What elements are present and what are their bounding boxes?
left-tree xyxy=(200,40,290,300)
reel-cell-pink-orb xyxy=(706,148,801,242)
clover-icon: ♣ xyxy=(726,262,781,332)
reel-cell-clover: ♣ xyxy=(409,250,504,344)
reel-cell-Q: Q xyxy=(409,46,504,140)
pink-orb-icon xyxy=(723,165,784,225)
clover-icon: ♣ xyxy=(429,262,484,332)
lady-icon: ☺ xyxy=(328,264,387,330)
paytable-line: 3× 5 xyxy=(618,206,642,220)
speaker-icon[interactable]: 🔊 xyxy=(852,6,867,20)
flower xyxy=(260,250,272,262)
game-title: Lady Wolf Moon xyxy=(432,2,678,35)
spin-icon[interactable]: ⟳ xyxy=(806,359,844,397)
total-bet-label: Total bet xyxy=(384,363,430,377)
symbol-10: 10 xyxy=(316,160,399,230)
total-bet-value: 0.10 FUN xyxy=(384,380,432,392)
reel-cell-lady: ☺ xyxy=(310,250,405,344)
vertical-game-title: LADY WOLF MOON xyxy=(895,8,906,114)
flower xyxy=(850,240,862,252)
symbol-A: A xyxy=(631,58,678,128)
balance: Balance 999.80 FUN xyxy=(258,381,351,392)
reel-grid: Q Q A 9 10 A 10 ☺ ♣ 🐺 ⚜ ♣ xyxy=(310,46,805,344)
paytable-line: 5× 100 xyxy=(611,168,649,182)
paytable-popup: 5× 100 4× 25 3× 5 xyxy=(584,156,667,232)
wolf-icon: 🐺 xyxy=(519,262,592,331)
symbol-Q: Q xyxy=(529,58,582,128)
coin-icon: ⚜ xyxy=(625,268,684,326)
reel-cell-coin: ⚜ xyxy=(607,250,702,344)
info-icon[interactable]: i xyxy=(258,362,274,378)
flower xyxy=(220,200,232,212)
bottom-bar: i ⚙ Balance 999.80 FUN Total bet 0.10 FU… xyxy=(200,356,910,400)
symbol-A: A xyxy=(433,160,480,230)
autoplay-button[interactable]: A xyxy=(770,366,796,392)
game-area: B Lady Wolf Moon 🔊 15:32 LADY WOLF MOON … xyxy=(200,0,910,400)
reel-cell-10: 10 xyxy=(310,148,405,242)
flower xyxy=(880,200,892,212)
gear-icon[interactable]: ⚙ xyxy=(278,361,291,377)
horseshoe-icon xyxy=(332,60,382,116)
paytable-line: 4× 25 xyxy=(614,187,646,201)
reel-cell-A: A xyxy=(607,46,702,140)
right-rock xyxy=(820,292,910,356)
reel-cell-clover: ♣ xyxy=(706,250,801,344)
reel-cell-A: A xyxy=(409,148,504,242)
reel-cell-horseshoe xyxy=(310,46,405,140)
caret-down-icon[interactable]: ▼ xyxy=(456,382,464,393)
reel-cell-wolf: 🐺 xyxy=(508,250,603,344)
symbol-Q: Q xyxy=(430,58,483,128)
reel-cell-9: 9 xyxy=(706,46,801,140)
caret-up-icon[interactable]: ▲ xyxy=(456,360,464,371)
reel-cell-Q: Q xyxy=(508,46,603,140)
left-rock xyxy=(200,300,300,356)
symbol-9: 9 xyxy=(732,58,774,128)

-------------------------

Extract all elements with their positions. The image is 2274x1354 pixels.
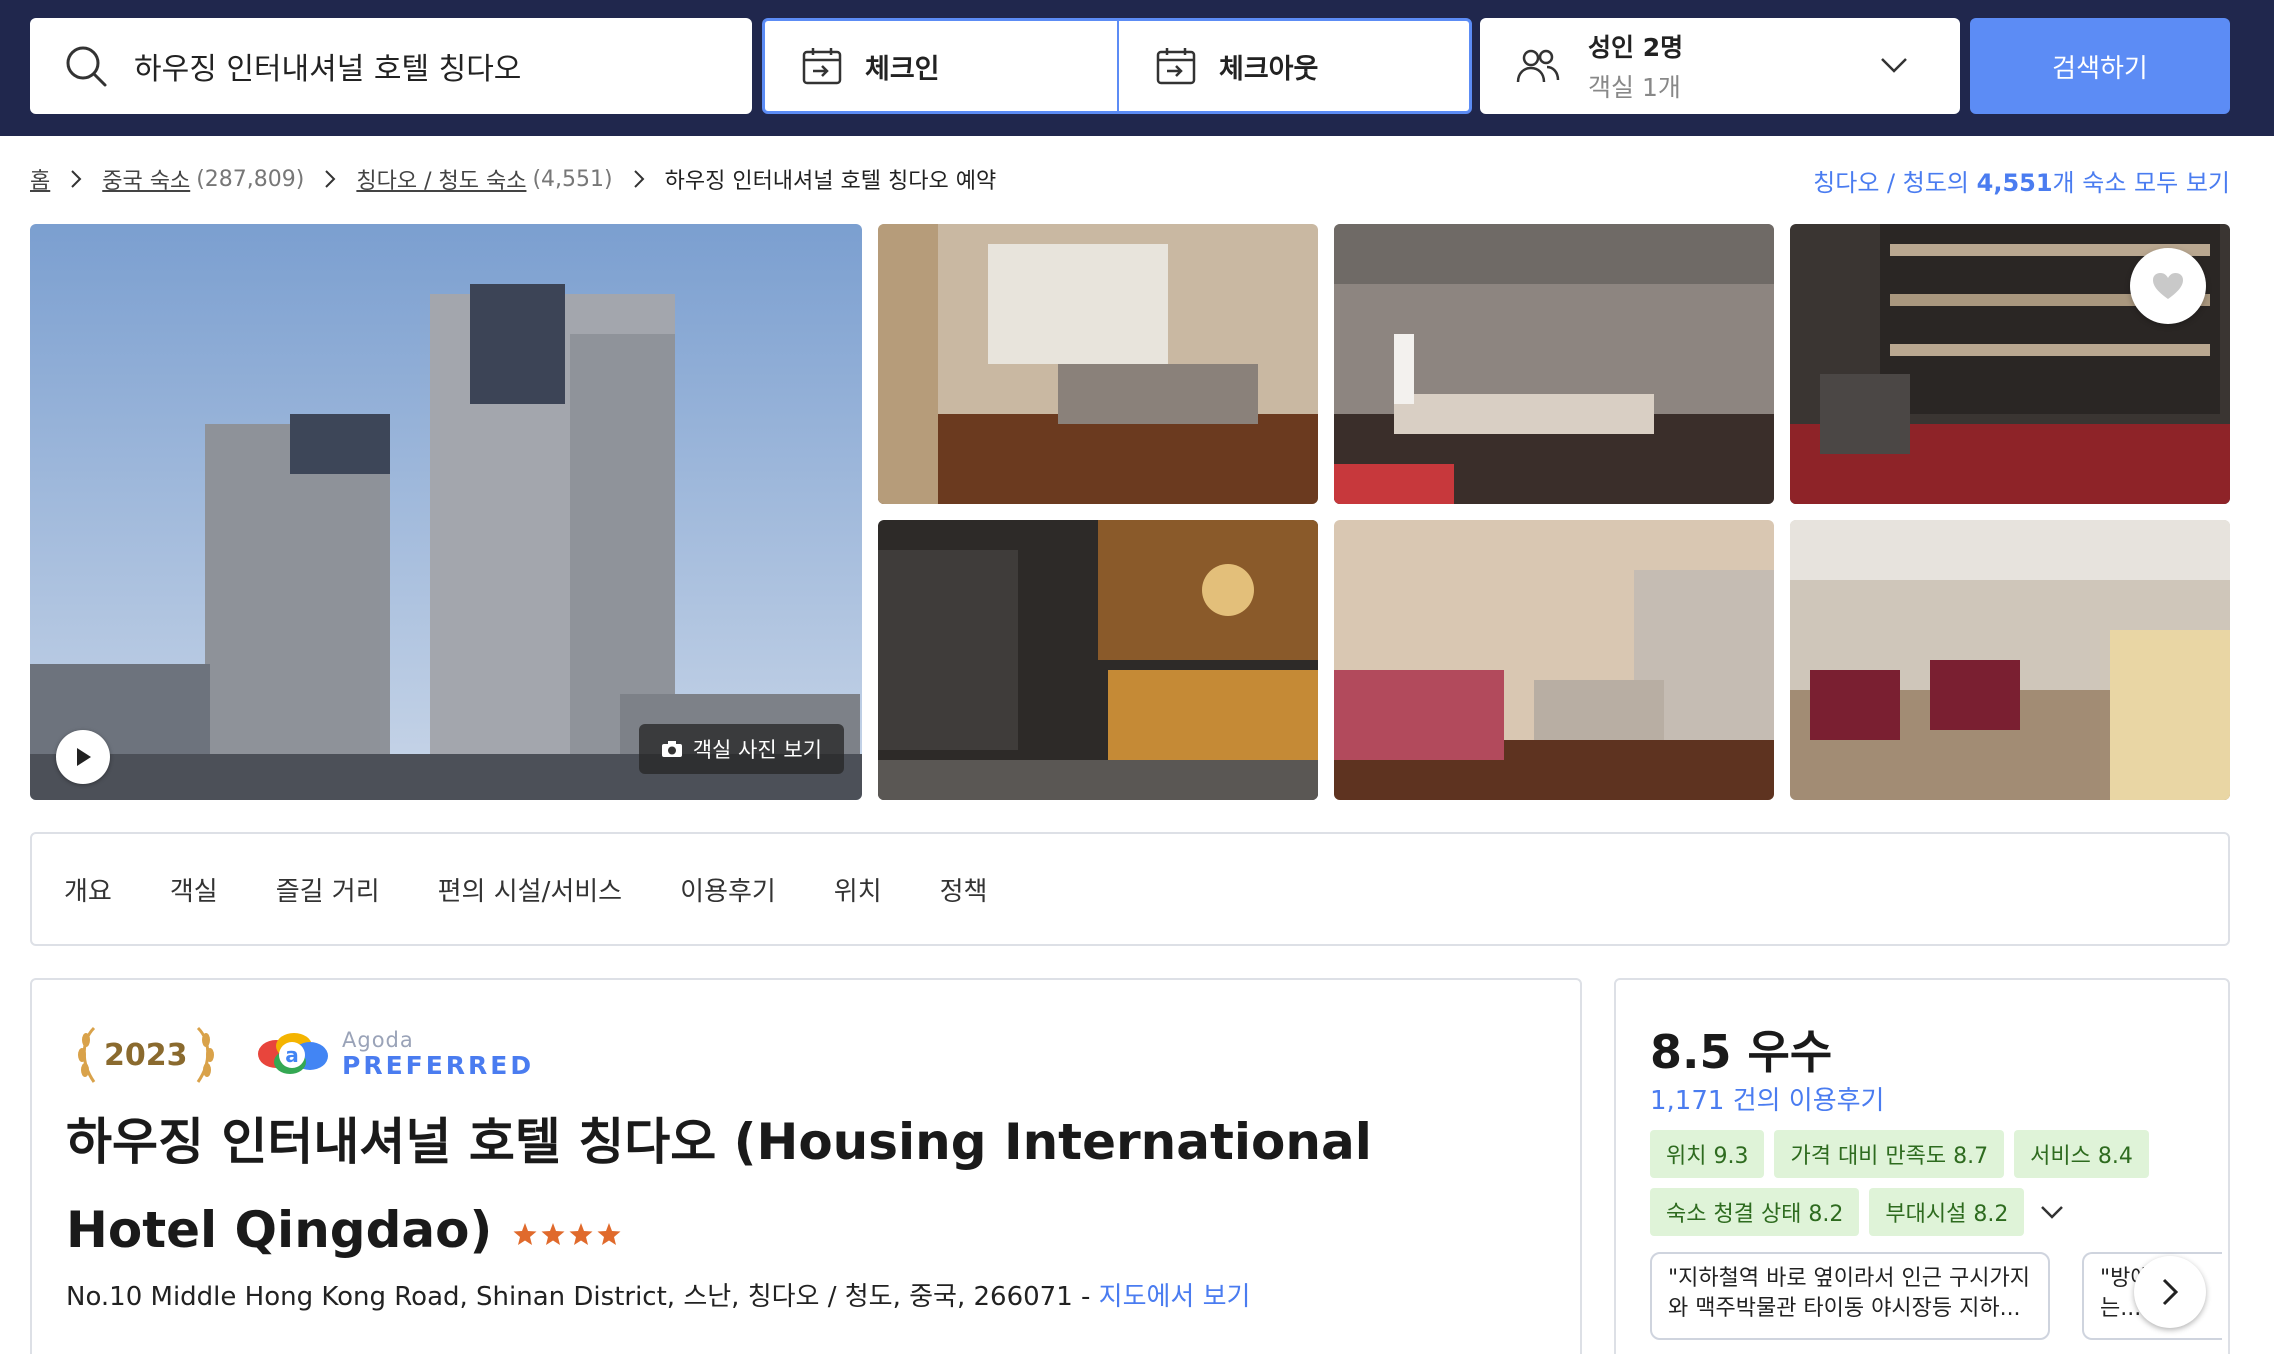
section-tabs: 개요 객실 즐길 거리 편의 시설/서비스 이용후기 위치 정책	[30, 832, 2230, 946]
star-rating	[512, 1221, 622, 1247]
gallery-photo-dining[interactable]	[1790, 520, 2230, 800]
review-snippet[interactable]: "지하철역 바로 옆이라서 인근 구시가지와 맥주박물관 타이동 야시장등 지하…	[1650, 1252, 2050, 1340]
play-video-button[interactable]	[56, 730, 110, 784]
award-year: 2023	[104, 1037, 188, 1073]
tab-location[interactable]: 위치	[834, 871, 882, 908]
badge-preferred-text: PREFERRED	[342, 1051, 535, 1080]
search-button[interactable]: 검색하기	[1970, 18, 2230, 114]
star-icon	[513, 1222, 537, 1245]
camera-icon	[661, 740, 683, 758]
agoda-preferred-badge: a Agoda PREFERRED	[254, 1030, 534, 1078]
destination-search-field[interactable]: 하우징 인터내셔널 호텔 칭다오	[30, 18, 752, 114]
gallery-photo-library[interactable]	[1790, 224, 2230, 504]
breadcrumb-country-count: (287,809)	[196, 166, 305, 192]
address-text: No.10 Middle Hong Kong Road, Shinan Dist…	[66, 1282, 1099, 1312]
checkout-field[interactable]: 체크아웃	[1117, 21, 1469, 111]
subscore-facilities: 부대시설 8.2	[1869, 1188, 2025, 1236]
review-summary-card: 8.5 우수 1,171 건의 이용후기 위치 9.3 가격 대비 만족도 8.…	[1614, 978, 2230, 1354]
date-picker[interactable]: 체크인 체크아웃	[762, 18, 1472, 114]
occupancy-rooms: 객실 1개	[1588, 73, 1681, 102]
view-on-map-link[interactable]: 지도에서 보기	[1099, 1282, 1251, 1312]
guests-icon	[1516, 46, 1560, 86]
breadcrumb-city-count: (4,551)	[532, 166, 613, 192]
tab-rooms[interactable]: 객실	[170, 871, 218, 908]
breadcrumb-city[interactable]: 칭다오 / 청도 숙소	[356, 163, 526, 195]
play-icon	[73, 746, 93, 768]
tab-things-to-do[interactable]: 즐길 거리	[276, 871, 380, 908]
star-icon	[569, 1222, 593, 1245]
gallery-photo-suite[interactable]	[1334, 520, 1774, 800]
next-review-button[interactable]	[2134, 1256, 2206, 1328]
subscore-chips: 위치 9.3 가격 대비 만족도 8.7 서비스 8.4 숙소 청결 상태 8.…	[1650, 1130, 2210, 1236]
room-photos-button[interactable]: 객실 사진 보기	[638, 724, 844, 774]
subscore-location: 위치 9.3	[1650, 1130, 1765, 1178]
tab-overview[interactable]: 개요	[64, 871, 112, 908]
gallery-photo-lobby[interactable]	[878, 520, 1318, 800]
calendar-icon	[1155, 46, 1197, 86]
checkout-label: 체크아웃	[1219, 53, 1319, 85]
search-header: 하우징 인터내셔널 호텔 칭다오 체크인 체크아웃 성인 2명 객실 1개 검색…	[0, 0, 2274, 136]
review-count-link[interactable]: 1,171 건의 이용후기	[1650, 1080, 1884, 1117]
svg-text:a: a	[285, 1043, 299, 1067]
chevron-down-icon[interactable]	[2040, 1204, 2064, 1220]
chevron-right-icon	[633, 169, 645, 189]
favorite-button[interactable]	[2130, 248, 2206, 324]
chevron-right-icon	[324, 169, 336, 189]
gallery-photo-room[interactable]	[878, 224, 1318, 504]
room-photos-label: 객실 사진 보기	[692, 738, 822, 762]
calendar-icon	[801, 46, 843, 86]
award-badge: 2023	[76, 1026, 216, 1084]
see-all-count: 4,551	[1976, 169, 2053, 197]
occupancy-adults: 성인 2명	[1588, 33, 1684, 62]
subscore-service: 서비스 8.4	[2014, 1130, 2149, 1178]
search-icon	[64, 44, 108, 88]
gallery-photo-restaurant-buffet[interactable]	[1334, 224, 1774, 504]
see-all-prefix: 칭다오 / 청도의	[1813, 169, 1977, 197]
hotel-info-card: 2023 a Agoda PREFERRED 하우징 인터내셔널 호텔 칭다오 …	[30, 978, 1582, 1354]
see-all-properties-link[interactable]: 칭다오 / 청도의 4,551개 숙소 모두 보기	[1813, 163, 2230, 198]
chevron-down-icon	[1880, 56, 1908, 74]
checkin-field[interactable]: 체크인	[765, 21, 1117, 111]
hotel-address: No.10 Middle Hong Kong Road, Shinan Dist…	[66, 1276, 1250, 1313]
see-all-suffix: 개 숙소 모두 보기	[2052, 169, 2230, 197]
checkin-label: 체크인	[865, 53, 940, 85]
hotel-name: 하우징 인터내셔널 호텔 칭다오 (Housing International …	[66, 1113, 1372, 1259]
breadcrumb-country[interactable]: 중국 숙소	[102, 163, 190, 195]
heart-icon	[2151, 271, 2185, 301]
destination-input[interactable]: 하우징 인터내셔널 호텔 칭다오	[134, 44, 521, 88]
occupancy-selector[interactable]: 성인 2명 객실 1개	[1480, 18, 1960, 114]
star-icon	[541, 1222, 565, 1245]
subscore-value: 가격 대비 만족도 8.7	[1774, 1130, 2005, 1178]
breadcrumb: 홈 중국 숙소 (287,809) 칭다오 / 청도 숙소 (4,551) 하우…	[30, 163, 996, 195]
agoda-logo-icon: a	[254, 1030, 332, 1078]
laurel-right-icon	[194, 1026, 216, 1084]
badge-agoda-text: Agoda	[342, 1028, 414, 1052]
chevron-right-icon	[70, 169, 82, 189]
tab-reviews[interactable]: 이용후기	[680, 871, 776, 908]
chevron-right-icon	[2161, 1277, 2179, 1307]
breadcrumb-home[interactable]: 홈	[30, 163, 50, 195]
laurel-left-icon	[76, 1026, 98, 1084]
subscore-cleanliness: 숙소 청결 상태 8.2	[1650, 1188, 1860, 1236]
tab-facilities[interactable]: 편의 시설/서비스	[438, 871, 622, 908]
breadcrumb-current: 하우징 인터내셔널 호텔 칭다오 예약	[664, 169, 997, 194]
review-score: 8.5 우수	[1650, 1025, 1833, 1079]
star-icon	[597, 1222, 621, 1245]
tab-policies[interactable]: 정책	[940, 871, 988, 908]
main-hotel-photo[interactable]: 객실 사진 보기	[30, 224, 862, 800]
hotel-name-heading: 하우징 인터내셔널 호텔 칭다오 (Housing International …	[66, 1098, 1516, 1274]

-------------------------

--- TASK TO COMPLETE ---
Repeat the data verbatim from the line containing "What elements are" through the line containing "horseshoe-icon xyxy=(332,60,382,116)", including both of those lines.

--- FULL ANSWER ---
What elements are present and what are their bounding boxes?
left-tree xyxy=(200,40,290,300)
reel-cell-pink-orb xyxy=(706,148,801,242)
clover-icon: ♣ xyxy=(726,262,781,332)
reel-cell-clover: ♣ xyxy=(409,250,504,344)
reel-cell-Q: Q xyxy=(409,46,504,140)
pink-orb-icon xyxy=(723,165,784,225)
clover-icon: ♣ xyxy=(429,262,484,332)
lady-icon: ☺ xyxy=(328,264,387,330)
paytable-line: 3× 5 xyxy=(618,206,642,220)
speaker-icon[interactable]: 🔊 xyxy=(852,6,867,20)
flower xyxy=(260,250,272,262)
game-title: Lady Wolf Moon xyxy=(432,2,678,35)
spin-icon[interactable]: ⟳ xyxy=(806,359,844,397)
total-bet-label: Total bet xyxy=(384,363,430,377)
symbol-10: 10 xyxy=(316,160,399,230)
total-bet-value: 0.10 FUN xyxy=(384,380,432,392)
reel-cell-lady: ☺ xyxy=(310,250,405,344)
vertical-game-title: LADY WOLF MOON xyxy=(895,8,906,114)
flower xyxy=(850,240,862,252)
symbol-A: A xyxy=(631,58,678,128)
balance: Balance 999.80 FUN xyxy=(258,381,351,392)
reel-grid: Q Q A 9 10 A 10 ☺ ♣ 🐺 ⚜ ♣ xyxy=(310,46,805,344)
paytable-line: 5× 100 xyxy=(611,168,649,182)
paytable-popup: 5× 100 4× 25 3× 5 xyxy=(584,156,667,232)
wolf-icon: 🐺 xyxy=(519,262,592,331)
symbol-Q: Q xyxy=(529,58,582,128)
coin-icon: ⚜ xyxy=(625,268,684,326)
reel-cell-coin: ⚜ xyxy=(607,250,702,344)
info-icon[interactable]: i xyxy=(258,362,274,378)
flower xyxy=(220,200,232,212)
bottom-bar: i ⚙ Balance 999.80 FUN Total bet 0.10 FU… xyxy=(200,356,910,400)
symbol-A: A xyxy=(433,160,480,230)
autoplay-button[interactable]: A xyxy=(770,366,796,392)
game-area: B Lady Wolf Moon 🔊 15:32 LADY WOLF MOON … xyxy=(200,0,910,400)
reel-cell-10: 10 xyxy=(310,148,405,242)
flower xyxy=(880,200,892,212)
gear-icon[interactable]: ⚙ xyxy=(278,361,291,377)
horseshoe-icon xyxy=(332,60,382,116)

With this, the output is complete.